**MATERIAL SUPPLIED:**

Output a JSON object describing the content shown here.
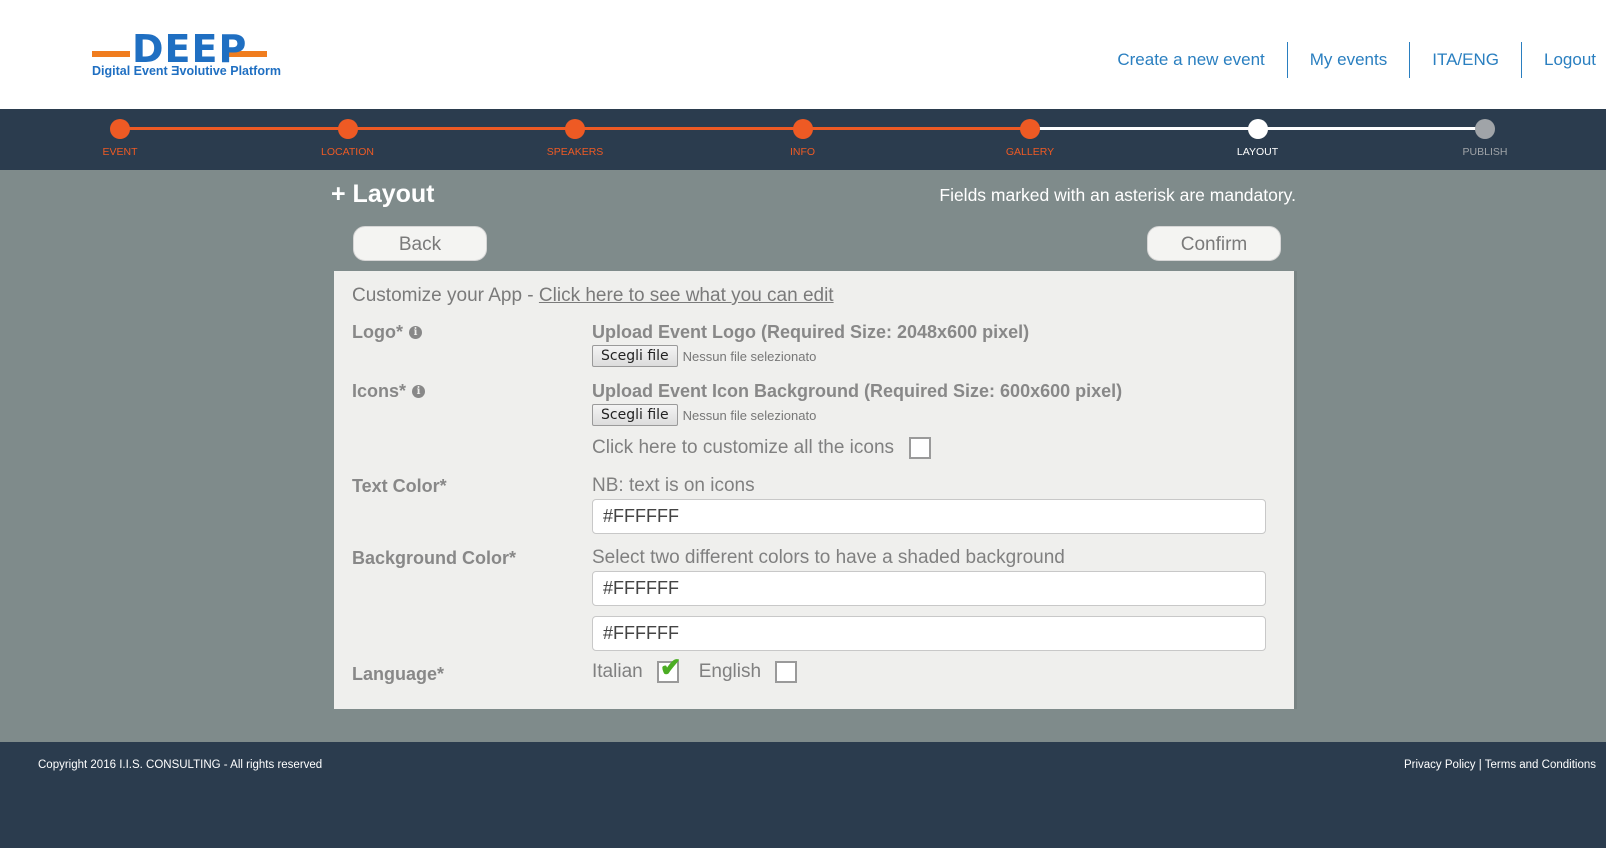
{
  "header": {
    "logo": {
      "word": "DEEP",
      "subtitle": "Digital Event Ǝvolutive Platform"
    },
    "nav": [
      {
        "label": "Create a new event"
      },
      {
        "label": "My events"
      },
      {
        "label": "ITA/ENG"
      },
      {
        "label": "Logout"
      }
    ]
  },
  "stepper": {
    "current_step": 6,
    "steps": [
      {
        "label": "EVENT",
        "state": "done"
      },
      {
        "label": "LOCATION",
        "state": "done"
      },
      {
        "label": "SPEAKERS",
        "state": "done"
      },
      {
        "label": "INFO",
        "state": "done"
      },
      {
        "label": "GALLERY",
        "state": "done"
      },
      {
        "label": "LAYOUT",
        "state": "current"
      },
      {
        "label": "PUBLISH",
        "state": "pending"
      }
    ],
    "colors": {
      "done": "#ee5a24",
      "current": "#ffffff",
      "pending": "#a0a4a8"
    }
  },
  "page": {
    "title": "+ Layout",
    "mandatory_note": "Fields marked with an asterisk are mandatory.",
    "back_label": "Back",
    "confirm_label": "Confirm"
  },
  "form": {
    "intro_text": "Customize your App - ",
    "intro_link": "Click here to see what you can edit",
    "logo": {
      "label": "Logo*",
      "upload_title": "Upload Event Logo (Required Size: 2048x600 pixel)",
      "file_button": "Scegli file",
      "file_status": "Nessun file selezionato"
    },
    "icons": {
      "label": "Icons*",
      "upload_title": "Upload Event Icon Background (Required Size: 600x600 pixel)",
      "file_button": "Scegli file",
      "file_status": "Nessun file selezionato",
      "customize_label": "Click here to customize all the icons",
      "customize_checked": false
    },
    "text_color": {
      "label": "Text Color*",
      "hint": "NB: text is on icons",
      "value": "#FFFFFF"
    },
    "background_color": {
      "label": "Background Color*",
      "hint": "Select two different colors to have a shaded background",
      "value_1": "#FFFFFF",
      "value_2": "#FFFFFF"
    },
    "language": {
      "label": "Language*",
      "options": [
        {
          "label": "Italian",
          "checked": true
        },
        {
          "label": "English",
          "checked": false
        }
      ]
    }
  },
  "footer": {
    "copyright": "Copyright 2016 I.I.S. CONSULTING - All rights reserved",
    "privacy": "Privacy Policy",
    "separator": "|",
    "terms": "Terms and Conditions"
  },
  "icons": {
    "info": "info-icon",
    "check": "checkmark-icon"
  }
}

**WHAT TO DO:** Gather every line from the entries above where the word "selezionato" appears, and copy them.

**TASK SOLUTION:**
      "file_status": "Nessun file selezionato"
      "file_status": "Nessun file selezionato",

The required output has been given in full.